> **Work to do**:
Extract each line bearing the word "Wilshire".

[Records about charts and figures]
•••

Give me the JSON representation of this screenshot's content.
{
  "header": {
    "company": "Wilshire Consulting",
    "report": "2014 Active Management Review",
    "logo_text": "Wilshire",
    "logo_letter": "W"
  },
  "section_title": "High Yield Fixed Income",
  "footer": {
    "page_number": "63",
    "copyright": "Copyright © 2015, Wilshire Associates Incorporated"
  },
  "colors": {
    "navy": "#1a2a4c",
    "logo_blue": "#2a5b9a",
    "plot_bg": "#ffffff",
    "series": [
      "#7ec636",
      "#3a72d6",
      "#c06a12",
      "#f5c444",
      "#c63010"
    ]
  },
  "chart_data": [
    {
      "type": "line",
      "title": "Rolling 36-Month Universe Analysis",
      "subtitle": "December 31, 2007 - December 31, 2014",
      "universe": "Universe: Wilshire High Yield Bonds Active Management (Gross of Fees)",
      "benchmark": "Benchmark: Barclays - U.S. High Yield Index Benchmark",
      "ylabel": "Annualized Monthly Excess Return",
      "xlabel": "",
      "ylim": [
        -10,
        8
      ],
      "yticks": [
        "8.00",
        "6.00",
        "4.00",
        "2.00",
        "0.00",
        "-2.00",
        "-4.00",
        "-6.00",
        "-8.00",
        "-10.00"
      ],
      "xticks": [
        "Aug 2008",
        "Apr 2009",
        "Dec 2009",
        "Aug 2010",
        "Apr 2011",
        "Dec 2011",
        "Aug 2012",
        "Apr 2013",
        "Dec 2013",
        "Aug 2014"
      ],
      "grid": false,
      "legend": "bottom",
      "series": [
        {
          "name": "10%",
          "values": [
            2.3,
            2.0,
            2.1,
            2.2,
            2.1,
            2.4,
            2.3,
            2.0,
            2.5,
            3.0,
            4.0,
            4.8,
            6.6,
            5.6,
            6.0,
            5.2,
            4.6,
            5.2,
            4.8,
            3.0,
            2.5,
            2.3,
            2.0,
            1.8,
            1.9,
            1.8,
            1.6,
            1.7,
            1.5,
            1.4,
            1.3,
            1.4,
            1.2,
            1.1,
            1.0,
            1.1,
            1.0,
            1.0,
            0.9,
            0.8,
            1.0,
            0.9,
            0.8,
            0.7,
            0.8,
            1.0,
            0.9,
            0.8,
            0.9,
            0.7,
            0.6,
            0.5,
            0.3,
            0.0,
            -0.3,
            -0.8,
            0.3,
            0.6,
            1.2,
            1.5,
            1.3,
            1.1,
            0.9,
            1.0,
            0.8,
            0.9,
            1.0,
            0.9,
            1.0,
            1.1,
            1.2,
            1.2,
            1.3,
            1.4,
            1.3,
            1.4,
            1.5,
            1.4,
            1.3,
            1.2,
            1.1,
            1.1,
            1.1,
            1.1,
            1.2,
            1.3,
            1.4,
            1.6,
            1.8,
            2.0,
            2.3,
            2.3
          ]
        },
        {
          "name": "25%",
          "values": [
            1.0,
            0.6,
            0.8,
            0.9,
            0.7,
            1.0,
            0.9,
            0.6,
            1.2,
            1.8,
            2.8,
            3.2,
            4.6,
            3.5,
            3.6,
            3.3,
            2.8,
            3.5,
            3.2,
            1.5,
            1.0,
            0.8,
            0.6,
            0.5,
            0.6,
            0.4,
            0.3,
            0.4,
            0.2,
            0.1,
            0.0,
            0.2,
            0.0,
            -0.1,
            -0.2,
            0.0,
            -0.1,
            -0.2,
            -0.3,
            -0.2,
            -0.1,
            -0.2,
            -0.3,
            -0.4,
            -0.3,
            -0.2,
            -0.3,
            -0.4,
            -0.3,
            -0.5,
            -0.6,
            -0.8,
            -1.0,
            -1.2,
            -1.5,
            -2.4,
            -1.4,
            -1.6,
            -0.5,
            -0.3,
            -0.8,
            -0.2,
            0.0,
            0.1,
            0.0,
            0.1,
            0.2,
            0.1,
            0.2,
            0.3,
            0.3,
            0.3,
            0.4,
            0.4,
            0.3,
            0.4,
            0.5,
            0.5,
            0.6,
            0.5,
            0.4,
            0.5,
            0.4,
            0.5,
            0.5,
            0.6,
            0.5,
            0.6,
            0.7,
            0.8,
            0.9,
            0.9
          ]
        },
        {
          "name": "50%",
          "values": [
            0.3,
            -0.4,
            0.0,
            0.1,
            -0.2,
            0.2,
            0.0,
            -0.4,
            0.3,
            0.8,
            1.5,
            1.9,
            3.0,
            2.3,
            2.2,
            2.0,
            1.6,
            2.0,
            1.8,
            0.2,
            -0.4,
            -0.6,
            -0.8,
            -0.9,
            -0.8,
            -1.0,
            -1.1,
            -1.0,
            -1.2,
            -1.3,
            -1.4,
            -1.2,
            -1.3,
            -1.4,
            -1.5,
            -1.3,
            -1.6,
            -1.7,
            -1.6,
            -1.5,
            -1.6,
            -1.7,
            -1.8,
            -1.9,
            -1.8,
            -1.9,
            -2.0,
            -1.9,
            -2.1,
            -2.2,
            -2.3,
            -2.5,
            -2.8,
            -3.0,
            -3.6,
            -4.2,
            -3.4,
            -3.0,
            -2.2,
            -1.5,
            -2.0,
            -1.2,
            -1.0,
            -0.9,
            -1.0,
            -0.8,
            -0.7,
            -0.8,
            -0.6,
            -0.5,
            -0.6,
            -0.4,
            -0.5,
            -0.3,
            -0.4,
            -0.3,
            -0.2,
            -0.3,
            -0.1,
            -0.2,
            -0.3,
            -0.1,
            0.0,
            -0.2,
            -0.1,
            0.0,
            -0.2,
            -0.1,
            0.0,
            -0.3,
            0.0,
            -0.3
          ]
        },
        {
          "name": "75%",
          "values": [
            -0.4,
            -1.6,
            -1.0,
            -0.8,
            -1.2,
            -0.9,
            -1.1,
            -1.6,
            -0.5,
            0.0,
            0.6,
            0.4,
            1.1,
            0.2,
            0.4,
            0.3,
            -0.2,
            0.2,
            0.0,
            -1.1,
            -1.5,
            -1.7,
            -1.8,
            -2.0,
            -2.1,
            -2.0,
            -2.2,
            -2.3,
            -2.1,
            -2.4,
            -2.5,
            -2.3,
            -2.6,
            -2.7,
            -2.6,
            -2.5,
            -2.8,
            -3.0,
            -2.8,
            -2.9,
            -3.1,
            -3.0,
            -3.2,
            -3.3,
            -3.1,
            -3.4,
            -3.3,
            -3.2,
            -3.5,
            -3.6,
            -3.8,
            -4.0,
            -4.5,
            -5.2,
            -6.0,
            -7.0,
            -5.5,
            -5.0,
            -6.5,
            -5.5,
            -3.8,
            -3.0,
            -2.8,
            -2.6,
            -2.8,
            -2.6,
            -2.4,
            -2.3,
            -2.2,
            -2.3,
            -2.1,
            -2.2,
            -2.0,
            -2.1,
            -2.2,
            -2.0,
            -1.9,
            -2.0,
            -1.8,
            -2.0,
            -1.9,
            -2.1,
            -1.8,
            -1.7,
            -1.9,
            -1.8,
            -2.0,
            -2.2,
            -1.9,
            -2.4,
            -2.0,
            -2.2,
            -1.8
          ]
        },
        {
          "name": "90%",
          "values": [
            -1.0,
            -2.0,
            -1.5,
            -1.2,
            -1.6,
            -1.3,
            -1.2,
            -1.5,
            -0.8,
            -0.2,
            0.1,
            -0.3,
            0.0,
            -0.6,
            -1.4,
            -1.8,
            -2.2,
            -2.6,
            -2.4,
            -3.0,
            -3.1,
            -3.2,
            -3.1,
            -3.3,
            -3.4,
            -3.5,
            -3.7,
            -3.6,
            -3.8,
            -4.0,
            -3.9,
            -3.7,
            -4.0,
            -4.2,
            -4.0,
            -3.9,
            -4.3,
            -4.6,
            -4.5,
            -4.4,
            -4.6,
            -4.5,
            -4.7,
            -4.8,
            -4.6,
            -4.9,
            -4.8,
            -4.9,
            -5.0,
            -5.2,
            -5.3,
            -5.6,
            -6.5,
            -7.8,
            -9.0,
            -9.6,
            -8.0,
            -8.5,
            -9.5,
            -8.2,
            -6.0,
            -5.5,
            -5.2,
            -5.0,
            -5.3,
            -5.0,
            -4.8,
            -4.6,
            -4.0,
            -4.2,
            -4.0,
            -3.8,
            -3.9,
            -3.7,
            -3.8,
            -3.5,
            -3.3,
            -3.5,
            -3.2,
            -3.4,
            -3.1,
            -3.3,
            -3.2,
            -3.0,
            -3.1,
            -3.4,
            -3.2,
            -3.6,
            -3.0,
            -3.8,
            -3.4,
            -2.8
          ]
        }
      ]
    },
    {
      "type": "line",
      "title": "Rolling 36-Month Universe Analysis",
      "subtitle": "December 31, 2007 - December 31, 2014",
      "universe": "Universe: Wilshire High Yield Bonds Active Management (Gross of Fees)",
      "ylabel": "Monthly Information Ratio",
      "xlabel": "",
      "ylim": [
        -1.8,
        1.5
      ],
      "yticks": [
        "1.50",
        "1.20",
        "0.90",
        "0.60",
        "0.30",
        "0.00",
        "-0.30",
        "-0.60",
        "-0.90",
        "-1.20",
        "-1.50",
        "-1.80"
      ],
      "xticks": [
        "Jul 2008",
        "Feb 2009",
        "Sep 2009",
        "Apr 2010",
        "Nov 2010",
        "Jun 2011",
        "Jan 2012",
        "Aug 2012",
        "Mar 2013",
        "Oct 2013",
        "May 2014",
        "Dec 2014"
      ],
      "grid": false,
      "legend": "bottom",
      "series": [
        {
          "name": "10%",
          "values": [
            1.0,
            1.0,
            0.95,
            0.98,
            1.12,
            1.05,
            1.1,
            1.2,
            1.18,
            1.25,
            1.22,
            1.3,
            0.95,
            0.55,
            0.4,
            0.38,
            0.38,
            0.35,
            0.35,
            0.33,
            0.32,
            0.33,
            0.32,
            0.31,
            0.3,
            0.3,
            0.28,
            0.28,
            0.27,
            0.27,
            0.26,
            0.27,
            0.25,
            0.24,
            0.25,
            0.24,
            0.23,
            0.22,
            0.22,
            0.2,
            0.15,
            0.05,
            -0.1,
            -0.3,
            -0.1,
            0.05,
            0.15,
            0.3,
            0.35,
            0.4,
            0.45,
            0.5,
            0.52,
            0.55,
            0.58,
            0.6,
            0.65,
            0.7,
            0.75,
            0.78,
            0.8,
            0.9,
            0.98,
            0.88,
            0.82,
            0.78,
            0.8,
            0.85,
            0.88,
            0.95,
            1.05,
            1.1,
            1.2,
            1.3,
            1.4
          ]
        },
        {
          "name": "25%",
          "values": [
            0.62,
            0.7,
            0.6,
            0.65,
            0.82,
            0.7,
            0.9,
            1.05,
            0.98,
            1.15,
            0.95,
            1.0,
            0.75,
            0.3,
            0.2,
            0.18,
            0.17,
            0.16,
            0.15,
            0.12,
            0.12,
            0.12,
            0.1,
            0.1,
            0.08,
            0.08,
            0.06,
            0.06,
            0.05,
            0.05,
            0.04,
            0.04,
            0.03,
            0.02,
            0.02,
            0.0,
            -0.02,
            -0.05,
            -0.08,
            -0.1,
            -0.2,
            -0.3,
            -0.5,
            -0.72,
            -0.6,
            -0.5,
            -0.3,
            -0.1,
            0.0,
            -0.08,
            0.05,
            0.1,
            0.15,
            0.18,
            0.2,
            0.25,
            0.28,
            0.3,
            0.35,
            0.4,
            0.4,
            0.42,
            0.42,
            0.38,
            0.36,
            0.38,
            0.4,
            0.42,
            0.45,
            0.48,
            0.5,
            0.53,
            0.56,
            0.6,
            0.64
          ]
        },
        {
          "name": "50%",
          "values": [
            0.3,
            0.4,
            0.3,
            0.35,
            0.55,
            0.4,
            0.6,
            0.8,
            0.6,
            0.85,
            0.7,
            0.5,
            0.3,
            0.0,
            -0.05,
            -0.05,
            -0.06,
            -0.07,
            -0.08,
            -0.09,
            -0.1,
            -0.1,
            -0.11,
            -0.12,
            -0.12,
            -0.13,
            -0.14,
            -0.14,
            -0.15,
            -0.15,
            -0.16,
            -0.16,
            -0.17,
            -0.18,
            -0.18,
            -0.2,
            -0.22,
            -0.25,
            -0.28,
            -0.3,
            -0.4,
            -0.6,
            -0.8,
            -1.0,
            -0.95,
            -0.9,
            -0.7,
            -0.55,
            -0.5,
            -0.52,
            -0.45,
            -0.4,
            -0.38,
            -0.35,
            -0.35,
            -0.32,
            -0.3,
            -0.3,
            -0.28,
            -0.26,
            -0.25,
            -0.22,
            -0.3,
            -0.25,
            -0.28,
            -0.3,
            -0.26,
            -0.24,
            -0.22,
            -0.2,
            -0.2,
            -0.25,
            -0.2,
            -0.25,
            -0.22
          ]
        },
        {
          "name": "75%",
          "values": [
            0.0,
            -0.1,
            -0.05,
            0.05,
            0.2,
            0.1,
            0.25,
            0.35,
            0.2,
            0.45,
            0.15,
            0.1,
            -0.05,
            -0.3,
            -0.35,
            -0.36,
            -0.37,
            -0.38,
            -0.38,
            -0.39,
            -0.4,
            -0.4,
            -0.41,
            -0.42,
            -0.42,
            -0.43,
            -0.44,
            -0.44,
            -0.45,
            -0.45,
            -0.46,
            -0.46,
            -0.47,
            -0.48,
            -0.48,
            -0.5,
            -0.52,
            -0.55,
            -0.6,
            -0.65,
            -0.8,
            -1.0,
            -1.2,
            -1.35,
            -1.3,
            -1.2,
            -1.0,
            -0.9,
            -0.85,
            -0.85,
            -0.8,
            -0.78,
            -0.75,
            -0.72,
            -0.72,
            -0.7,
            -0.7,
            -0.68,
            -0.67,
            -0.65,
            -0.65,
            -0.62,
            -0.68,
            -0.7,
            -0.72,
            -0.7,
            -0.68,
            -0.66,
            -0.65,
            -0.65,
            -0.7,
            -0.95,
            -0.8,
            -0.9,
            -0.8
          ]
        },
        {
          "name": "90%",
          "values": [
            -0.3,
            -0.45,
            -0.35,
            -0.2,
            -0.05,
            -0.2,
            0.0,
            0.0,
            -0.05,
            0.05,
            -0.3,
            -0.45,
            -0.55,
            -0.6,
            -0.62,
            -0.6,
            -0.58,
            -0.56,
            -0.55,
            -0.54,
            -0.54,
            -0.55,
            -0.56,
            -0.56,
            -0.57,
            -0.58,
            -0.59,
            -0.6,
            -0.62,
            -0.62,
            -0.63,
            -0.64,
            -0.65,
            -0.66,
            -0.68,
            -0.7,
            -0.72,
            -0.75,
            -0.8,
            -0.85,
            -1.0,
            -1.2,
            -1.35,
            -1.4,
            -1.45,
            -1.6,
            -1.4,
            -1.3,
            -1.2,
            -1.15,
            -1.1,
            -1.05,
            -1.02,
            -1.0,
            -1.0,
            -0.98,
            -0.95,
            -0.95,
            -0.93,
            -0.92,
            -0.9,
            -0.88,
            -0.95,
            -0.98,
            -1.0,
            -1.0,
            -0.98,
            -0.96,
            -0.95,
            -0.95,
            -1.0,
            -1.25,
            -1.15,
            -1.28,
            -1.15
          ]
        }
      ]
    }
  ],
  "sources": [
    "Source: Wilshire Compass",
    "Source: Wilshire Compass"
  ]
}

•••

> **Exercise output**:
    "company": "Wilshire Consulting",
    "logo_text": "Wilshire",
    "copyright": "Copyright © 2015, Wilshire Associates Incorporated"
      "universe": "Universe: Wilshire High Yield Bonds Active Management (Gross of Fees)",
      "universe": "Universe: Wilshire High Yield Bonds Active Management (Gross of Fees)",
    "Source: Wilshire Compass",
    "Source: Wilshire Compass"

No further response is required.